▶ [Task directions]
Go through each line of the records below and count those with the word "reported". Give only the count.

━━━━━━━━━━

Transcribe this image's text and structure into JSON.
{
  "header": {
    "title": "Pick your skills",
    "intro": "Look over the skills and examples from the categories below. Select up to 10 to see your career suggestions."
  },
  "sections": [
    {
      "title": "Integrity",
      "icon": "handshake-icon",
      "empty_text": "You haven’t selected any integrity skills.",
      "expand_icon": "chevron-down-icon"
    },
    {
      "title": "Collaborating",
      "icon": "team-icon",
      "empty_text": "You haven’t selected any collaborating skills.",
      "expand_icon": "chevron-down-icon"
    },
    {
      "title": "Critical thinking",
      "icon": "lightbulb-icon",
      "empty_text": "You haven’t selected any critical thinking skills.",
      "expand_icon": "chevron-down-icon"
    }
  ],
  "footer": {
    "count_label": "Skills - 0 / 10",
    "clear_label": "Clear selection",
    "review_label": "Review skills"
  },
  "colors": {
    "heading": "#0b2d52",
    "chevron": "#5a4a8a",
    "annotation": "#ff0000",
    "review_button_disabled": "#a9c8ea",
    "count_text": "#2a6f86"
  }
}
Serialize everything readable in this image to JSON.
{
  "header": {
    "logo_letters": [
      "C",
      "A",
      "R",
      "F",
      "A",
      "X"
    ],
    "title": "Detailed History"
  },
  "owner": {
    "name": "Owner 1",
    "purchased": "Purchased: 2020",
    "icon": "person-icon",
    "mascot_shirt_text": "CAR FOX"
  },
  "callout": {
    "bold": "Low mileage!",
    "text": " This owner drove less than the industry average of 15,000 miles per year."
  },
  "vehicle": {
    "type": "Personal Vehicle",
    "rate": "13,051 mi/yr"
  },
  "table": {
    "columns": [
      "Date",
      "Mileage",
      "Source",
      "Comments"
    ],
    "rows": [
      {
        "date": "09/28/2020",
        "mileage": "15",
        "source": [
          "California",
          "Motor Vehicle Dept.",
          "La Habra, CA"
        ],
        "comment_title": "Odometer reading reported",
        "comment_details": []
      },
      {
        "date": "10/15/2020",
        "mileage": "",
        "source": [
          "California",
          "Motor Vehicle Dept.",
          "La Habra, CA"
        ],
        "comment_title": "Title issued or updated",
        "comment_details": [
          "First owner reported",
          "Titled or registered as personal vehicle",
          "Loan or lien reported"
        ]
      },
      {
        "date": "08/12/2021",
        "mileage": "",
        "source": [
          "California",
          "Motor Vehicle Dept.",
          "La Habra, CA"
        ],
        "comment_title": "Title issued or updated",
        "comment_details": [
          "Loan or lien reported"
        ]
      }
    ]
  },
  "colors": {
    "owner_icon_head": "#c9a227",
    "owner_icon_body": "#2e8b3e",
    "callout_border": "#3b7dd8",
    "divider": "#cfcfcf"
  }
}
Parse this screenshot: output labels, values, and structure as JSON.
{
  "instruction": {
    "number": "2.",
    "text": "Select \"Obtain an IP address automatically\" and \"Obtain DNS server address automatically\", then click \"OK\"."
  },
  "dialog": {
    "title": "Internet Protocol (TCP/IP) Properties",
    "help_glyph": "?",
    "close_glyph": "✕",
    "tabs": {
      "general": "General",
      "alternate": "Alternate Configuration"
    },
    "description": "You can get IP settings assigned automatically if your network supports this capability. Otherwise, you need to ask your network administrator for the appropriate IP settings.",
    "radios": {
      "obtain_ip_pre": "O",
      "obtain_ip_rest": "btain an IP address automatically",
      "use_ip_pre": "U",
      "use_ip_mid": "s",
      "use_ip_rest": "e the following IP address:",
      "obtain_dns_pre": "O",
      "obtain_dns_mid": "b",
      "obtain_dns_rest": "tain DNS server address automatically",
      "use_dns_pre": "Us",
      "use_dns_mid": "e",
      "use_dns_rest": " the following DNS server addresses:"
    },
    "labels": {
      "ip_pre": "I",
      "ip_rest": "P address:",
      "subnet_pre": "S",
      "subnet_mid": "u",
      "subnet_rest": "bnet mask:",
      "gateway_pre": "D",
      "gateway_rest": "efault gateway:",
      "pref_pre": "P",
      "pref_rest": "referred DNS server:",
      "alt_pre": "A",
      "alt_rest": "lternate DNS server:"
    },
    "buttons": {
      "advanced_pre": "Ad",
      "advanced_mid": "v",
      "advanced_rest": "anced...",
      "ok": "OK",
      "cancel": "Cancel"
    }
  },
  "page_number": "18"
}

━━━━━━━━━━

▶ [Answer]
4